**EXERCISE DESCRIPTION**
Gather each line of the records where "JSON" appears.

*** RECORDS TO PROCESS

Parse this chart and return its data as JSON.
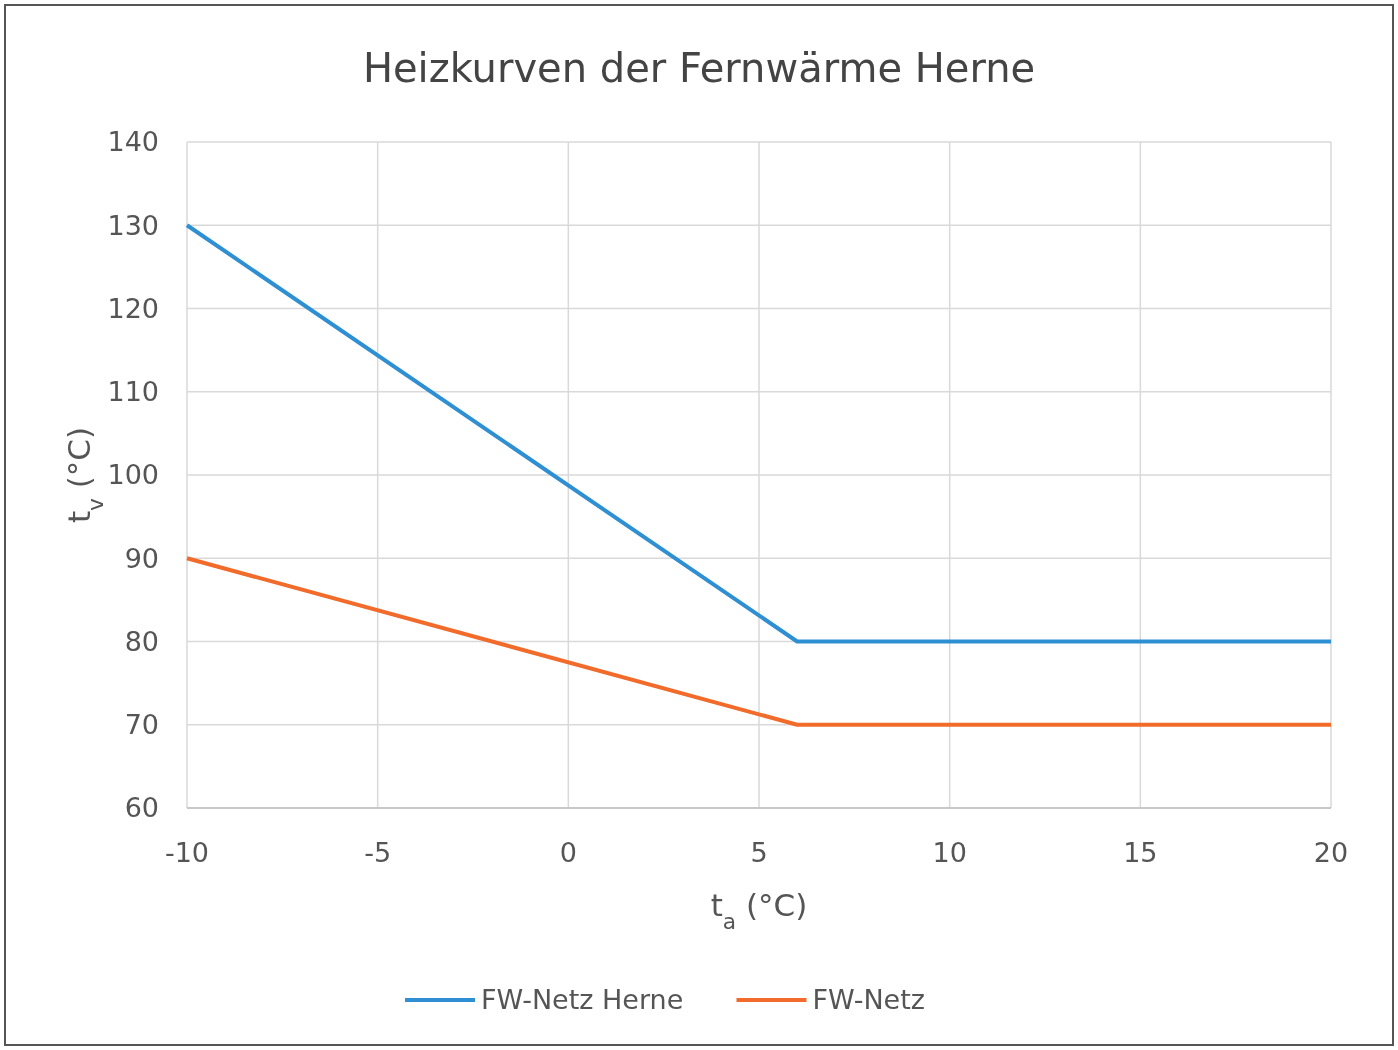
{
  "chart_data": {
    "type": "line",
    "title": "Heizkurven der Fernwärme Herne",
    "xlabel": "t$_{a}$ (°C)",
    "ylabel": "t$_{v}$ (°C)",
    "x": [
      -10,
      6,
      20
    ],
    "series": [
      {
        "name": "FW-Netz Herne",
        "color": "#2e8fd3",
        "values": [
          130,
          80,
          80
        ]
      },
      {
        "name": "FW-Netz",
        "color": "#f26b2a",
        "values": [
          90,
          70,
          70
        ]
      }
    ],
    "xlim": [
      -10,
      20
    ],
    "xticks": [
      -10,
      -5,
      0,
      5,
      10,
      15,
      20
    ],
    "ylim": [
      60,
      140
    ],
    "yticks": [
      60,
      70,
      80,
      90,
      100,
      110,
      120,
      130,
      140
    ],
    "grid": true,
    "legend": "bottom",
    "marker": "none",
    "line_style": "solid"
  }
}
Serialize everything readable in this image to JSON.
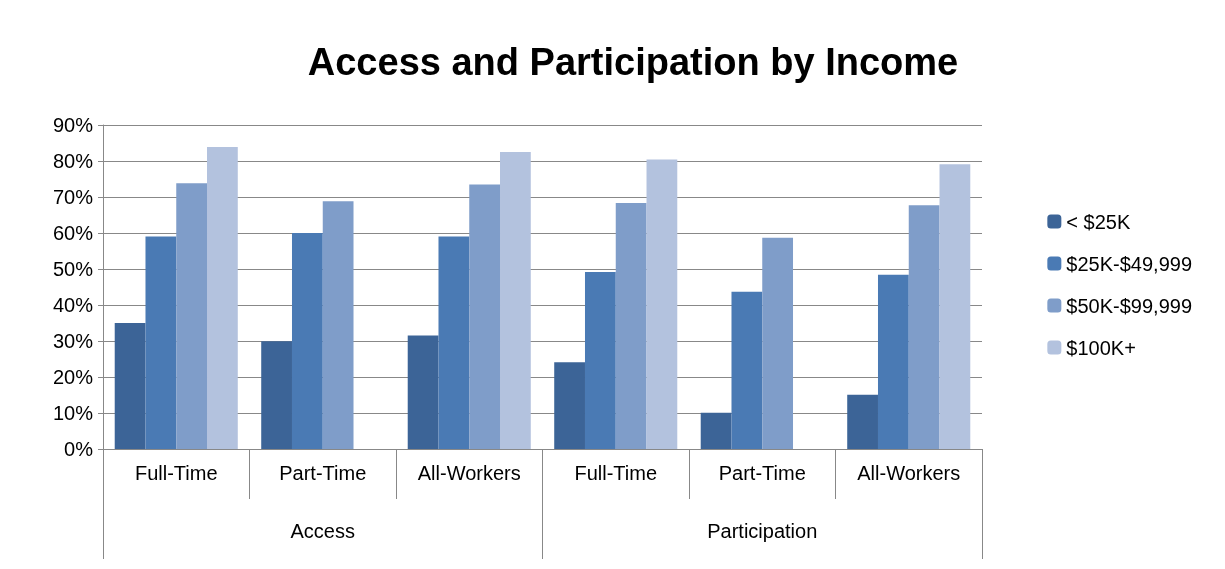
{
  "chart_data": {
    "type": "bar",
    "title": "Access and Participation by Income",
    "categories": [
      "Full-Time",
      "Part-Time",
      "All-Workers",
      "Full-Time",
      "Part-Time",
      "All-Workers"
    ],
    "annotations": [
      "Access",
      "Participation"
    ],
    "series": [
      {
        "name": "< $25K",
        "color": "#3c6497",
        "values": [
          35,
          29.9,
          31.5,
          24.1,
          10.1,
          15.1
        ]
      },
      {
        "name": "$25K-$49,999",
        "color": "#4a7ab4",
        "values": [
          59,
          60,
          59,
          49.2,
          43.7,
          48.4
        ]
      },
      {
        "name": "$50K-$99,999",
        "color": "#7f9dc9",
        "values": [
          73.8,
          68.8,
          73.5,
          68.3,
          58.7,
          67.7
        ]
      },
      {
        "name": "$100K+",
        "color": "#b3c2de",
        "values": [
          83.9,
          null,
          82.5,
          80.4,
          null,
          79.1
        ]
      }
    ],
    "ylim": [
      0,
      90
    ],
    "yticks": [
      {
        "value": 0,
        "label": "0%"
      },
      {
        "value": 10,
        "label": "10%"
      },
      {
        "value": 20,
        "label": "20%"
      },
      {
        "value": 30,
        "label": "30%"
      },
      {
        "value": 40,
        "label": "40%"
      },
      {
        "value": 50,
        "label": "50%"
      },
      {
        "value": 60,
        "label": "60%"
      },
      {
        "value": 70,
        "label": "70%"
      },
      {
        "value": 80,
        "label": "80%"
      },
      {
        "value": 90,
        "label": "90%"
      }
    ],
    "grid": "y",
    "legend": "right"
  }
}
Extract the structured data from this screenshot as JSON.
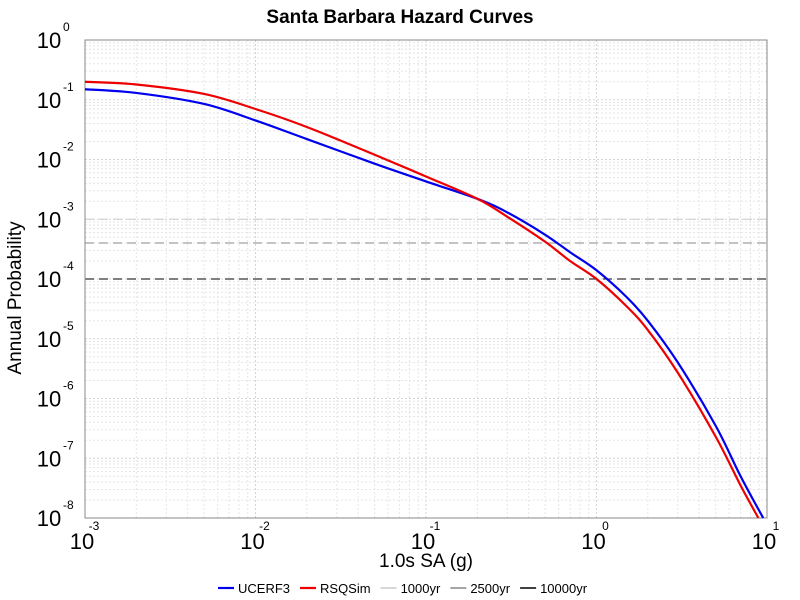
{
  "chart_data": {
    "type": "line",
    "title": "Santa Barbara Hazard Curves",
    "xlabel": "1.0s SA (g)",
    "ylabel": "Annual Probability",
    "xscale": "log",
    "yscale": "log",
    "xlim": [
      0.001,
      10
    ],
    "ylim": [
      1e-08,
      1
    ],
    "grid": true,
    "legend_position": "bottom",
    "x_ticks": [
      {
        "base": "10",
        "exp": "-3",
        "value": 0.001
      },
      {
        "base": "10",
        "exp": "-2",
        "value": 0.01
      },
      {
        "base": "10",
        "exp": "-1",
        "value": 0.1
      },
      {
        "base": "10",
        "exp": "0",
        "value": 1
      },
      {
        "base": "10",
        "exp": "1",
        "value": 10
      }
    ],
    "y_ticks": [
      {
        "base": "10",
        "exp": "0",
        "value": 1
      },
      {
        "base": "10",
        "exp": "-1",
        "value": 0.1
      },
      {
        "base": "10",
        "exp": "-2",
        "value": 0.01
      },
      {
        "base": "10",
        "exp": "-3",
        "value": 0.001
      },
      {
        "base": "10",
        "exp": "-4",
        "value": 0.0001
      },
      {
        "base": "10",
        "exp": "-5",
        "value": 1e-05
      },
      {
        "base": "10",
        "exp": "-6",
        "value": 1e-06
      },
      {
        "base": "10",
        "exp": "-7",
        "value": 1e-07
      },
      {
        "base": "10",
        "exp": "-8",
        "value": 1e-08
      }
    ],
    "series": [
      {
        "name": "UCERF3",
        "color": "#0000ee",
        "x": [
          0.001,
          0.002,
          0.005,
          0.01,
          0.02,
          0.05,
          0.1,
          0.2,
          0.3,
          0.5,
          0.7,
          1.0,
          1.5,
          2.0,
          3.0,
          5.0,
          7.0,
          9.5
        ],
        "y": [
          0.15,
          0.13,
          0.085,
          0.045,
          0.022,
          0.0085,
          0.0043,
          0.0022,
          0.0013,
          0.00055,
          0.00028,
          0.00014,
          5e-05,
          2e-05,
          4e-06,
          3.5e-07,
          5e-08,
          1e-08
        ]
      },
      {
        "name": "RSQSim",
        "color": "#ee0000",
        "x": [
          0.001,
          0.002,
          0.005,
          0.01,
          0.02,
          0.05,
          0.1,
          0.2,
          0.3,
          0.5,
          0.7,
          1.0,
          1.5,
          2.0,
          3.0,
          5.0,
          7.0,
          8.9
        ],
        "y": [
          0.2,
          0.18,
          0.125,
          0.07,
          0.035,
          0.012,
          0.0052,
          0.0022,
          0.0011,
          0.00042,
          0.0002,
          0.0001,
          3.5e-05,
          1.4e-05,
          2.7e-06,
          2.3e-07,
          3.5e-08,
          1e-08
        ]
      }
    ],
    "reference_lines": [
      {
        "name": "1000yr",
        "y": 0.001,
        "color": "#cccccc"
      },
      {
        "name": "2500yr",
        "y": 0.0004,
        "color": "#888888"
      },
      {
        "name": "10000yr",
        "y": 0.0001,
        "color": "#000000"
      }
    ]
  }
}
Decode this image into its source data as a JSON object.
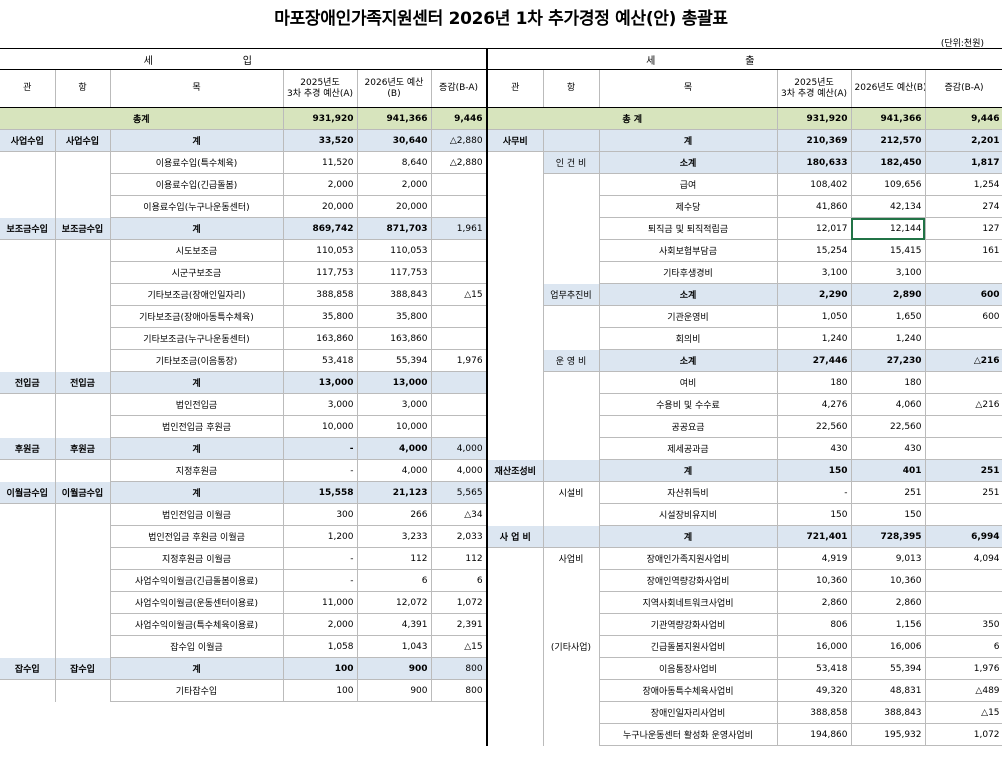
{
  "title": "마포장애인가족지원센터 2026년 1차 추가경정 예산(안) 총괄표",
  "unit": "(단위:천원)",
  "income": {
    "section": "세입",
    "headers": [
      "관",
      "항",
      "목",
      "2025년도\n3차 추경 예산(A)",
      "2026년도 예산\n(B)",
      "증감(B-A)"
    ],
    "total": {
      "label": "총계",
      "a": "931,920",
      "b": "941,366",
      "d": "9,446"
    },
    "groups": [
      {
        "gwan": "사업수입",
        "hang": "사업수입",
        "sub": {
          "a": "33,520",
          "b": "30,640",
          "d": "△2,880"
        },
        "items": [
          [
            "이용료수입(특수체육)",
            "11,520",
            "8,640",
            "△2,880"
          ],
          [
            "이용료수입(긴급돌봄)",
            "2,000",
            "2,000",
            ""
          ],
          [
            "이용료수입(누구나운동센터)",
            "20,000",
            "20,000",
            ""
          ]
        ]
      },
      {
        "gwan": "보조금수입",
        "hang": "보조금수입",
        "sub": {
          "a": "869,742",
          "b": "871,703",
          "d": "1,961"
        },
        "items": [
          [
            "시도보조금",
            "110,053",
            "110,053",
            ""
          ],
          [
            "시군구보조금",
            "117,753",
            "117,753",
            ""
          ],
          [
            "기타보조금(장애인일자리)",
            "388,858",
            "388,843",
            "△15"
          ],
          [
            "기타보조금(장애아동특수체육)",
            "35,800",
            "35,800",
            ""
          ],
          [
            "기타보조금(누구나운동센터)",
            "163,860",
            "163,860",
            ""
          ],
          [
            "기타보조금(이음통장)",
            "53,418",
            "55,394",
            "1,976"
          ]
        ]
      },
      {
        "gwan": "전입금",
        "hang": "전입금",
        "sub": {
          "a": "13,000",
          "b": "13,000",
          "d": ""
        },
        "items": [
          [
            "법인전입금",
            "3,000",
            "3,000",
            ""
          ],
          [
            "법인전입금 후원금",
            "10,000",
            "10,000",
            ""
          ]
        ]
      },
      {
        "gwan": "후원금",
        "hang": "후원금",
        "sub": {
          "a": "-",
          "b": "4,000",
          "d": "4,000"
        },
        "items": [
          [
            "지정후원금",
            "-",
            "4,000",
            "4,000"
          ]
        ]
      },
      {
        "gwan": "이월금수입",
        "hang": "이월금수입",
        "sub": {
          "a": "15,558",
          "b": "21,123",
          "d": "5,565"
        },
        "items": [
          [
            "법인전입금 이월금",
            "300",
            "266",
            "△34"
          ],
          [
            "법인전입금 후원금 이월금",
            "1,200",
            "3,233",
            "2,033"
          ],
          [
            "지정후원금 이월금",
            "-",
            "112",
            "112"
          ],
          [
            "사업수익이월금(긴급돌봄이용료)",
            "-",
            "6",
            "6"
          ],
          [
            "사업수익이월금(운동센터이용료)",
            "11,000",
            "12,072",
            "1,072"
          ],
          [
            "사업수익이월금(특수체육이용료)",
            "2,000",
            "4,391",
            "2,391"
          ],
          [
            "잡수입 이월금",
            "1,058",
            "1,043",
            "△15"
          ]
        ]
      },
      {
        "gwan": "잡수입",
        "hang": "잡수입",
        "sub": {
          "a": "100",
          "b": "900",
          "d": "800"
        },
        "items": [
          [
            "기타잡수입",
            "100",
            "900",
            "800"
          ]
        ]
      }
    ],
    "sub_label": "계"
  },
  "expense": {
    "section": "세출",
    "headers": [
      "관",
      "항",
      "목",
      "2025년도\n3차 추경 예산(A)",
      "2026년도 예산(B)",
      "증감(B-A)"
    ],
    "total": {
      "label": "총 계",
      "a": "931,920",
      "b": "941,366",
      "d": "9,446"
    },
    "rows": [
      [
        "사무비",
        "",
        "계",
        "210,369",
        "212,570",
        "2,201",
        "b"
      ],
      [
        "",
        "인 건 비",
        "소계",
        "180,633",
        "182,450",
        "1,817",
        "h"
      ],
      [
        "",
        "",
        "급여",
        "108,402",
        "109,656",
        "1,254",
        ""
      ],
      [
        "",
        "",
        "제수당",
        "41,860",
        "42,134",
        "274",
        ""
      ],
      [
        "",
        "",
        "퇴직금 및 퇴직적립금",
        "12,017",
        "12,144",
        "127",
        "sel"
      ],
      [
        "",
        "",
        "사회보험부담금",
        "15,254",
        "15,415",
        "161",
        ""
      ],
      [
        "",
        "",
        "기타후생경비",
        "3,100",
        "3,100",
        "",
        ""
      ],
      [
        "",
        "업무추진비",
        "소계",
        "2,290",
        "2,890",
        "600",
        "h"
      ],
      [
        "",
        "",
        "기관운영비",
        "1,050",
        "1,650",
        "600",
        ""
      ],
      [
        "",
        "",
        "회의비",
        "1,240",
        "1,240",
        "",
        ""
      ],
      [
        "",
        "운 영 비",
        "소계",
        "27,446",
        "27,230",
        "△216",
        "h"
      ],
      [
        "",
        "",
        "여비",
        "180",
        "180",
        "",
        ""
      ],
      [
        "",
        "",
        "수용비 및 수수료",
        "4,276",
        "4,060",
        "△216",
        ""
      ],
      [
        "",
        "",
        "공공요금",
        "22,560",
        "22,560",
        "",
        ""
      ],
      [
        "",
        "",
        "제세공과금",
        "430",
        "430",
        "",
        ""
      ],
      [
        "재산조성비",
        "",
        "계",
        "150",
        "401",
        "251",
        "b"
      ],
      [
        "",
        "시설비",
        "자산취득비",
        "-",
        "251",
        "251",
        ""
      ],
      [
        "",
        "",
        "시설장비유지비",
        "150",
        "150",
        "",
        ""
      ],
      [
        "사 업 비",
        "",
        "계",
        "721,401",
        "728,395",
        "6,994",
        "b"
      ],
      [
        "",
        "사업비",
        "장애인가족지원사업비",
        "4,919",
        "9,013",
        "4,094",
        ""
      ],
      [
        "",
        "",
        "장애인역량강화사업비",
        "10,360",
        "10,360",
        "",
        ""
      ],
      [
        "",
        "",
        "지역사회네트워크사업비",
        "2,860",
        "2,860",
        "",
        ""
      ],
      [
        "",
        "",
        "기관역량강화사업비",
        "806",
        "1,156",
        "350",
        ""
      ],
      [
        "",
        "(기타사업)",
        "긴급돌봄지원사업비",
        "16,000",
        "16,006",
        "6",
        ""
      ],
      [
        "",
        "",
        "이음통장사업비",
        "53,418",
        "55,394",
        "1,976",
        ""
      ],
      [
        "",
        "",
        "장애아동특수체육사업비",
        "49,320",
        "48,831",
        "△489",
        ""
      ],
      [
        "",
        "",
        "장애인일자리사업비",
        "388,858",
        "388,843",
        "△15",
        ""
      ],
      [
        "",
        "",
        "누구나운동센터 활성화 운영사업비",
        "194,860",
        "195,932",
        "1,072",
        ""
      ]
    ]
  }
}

******

**RESULT OF THIS EXERCISE**
Parse this chart and return its data as JSON.
Serialize everything readable in this image to JSON.
Extract the structured data from this screenshot as JSON.
Decode this image into its source data as a JSON object.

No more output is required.